■ What is asked
From the material below, list every line containing "call".

■ Listed records

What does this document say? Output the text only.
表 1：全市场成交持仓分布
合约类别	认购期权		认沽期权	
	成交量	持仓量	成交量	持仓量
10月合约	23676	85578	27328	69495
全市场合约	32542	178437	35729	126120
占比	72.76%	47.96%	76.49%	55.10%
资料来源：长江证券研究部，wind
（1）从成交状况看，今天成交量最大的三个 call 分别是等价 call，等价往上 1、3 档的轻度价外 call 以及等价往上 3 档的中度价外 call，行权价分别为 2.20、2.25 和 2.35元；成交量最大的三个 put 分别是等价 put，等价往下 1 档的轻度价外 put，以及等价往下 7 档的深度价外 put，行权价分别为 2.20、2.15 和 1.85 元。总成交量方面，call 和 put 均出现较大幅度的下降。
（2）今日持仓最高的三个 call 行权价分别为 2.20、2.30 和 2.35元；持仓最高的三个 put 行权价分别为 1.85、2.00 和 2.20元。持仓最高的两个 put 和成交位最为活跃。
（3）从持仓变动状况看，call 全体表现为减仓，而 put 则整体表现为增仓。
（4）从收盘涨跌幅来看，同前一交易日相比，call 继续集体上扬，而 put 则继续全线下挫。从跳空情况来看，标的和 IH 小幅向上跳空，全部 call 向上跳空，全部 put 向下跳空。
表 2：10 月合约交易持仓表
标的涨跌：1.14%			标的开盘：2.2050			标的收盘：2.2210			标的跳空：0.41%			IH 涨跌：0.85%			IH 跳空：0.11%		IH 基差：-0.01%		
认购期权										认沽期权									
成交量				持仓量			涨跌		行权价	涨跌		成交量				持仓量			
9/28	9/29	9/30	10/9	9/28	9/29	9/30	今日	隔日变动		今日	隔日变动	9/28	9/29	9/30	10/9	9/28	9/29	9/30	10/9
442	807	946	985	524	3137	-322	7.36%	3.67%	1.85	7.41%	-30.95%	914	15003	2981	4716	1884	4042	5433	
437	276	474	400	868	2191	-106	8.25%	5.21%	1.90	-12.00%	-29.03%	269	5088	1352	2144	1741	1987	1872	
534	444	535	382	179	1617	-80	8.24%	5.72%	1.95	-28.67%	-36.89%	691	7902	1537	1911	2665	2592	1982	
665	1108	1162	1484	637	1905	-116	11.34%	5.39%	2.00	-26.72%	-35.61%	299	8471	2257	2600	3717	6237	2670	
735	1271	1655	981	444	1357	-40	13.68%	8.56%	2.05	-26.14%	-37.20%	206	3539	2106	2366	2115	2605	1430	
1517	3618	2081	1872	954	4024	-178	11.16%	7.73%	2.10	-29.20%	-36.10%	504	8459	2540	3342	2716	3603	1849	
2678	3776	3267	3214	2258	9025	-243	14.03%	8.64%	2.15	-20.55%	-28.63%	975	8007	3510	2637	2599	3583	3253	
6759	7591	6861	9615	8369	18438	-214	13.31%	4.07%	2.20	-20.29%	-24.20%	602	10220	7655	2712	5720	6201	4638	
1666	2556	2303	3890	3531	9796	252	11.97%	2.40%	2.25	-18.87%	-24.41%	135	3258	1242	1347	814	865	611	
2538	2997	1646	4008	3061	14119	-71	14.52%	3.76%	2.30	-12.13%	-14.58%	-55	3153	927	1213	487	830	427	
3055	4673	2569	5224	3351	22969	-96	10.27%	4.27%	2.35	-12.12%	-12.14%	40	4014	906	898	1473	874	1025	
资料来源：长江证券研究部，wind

■ Solution
（1）从成交状况看，今天成交量最大的三个 call 分别是等价 call，等价往上 1、3 档的轻度价外 call 以及等价往上 3 档的中度价外 call，行权价分别为 2.20、2.25 和 2.35元；成交量最大的三个 put 分别是等价 put，等价往下 1 档的轻度价外 put，以及等价往下 7 档的深度价外 put，行权价分别为 2.20、2.15 和 1.85 元。总成交量方面，call 和 put 均出现较大幅度的下降。
（2）今日持仓最高的三个 call 行权价分别为 2.20、2.30 和 2.35元；持仓最高的三个 put 行权价分别为 1.85、2.00 和 2.20元。持仓最高的两个 put 和成交位最为活跃。
（3）从持仓变动状况看，call 全体表现为减仓，而 put 则整体表现为增仓。
（4）从收盘涨跌幅来看，同前一交易日相比，call 继续集体上扬，而 put 则继续全线下挫。从跳空情况来看，标的和 IH 小幅向上跳空，全部 call 向上跳空，全部 put 向下跳空。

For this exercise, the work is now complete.